## What is needed
Scan the listing below and copy every line holding "name".

[Data extracted from a collection]
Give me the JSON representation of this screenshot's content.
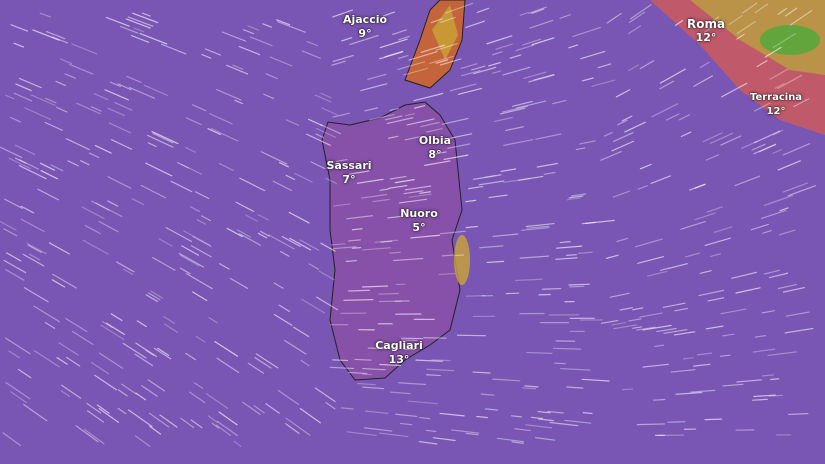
{
  "layer": "wind",
  "colors": {
    "base": "#7a56b4",
    "teal": "#3e8f98",
    "magenta": "#c2408e",
    "yellow": "#c9a536",
    "green": "#4caa3a"
  },
  "cities": [
    {
      "name": "Ajaccio",
      "temp": "9°"
    },
    {
      "name": "Roma",
      "temp": "12°"
    },
    {
      "name": "Terracina",
      "temp": "12°"
    },
    {
      "name": "Olbia",
      "temp": "8°"
    },
    {
      "name": "Sassari",
      "temp": "7°"
    },
    {
      "name": "Nuoro",
      "temp": "5°"
    },
    {
      "name": "Cagliari",
      "temp": "13°"
    }
  ]
}
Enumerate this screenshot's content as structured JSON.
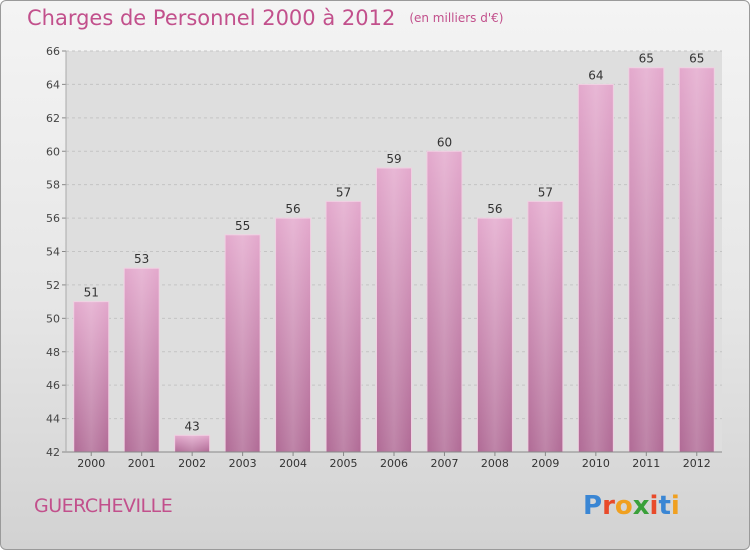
{
  "title": "Charges de Personnel 2000 à 2012",
  "subtitle": "(en milliers d'€)",
  "location": "GUERCHEVILLE",
  "logo": {
    "text": "Proxiti",
    "colors": [
      "#3a86d4",
      "#e84a2a",
      "#f0a020",
      "#3aa03a",
      "#e84a2a",
      "#3a86d4",
      "#f0a020"
    ]
  },
  "chart_data": {
    "type": "bar",
    "title": "Charges de Personnel 2000 à 2012",
    "subtitle": "(en milliers d'€)",
    "xlabel": "",
    "ylabel": "",
    "categories": [
      "2000",
      "2001",
      "2002",
      "2003",
      "2004",
      "2005",
      "2006",
      "2007",
      "2008",
      "2009",
      "2010",
      "2011",
      "2012"
    ],
    "values": [
      51,
      53,
      43,
      55,
      56,
      57,
      59,
      60,
      56,
      57,
      64,
      65,
      65
    ],
    "ylim": [
      42,
      66
    ],
    "yticks": [
      42,
      44,
      46,
      48,
      50,
      52,
      54,
      56,
      58,
      60,
      62,
      64,
      66
    ],
    "grid": true,
    "bar_color": "#d98cbb"
  }
}
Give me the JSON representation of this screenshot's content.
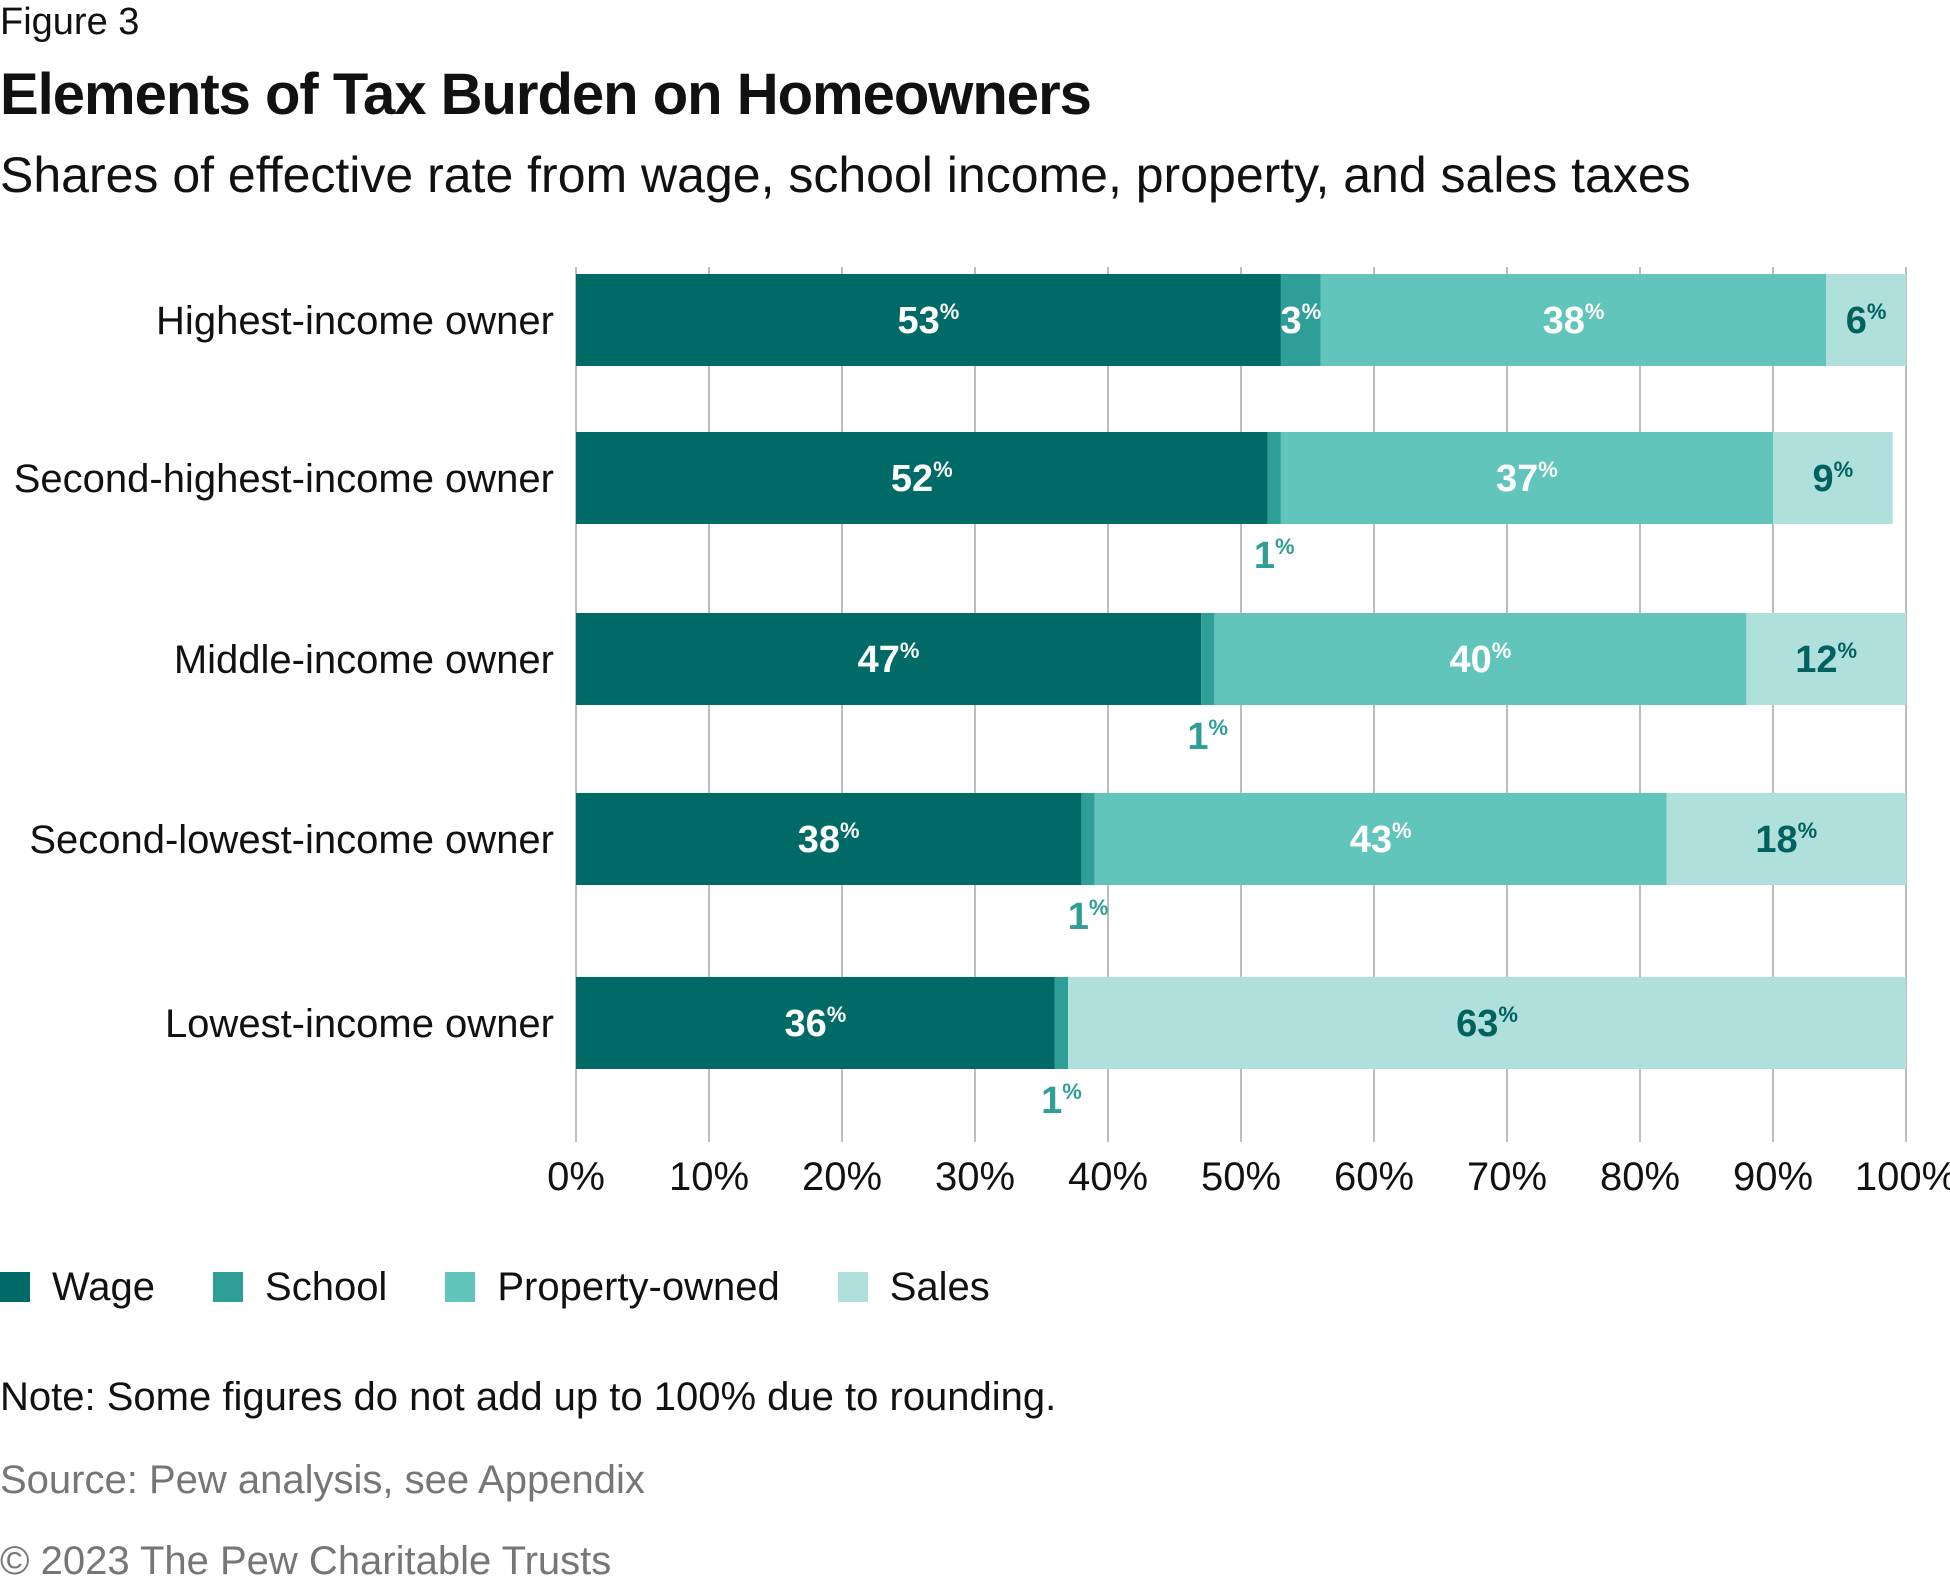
{
  "header": {
    "figure_label": "Figure 3",
    "title": "Elements of Tax Burden on Homeowners",
    "subtitle": "Shares of effective rate from wage, school income, property, and sales taxes"
  },
  "colors": {
    "Wage": "#006a67",
    "School": "#2e9e97",
    "Property-owned": "#62c5bc",
    "Sales": "#b0e0dc",
    "label_light": "#ffffff",
    "label_dark": "#00615e",
    "label_outside": "#2e9e97",
    "gridline": "#bdbdbd"
  },
  "chart_data": {
    "type": "bar",
    "orientation": "horizontal",
    "stacked": true,
    "categories": [
      "Highest-income owner",
      "Second-highest-income owner",
      "Middle-income owner",
      "Second-lowest-income owner",
      "Lowest-income owner"
    ],
    "series": [
      {
        "name": "Wage",
        "values": [
          53,
          52,
          47,
          38,
          36
        ]
      },
      {
        "name": "School",
        "values": [
          3,
          1,
          1,
          1,
          1
        ]
      },
      {
        "name": "Property-owned",
        "values": [
          38,
          37,
          40,
          43,
          null
        ]
      },
      {
        "name": "Sales",
        "values": [
          6,
          9,
          12,
          18,
          63
        ]
      }
    ],
    "xlim": [
      0,
      100
    ],
    "x_ticks": [
      "0%",
      "10%",
      "20%",
      "30%",
      "40%",
      "50%",
      "60%",
      "70%",
      "80%",
      "90%",
      "100%"
    ],
    "grid": "vertical",
    "legend_position": "bottom-left",
    "value_suffix": "%"
  },
  "footer": {
    "note": "Note: Some figures do not add up to 100% due to rounding.",
    "source": "Source: Pew analysis, see Appendix",
    "copyright": "© 2023 The Pew Charitable Trusts"
  }
}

## The solution
      "name": "Ajaccio",
      "name": "Roma",
      "name": "Terracina",
      "name": "Olbia",
      "name": "Sassari",
      "name": "Nuoro",
      "name": "Cagliari",
        "name": "Wage",
        "name": "School",
        "name": "Property-owned",
        "name": "Sales",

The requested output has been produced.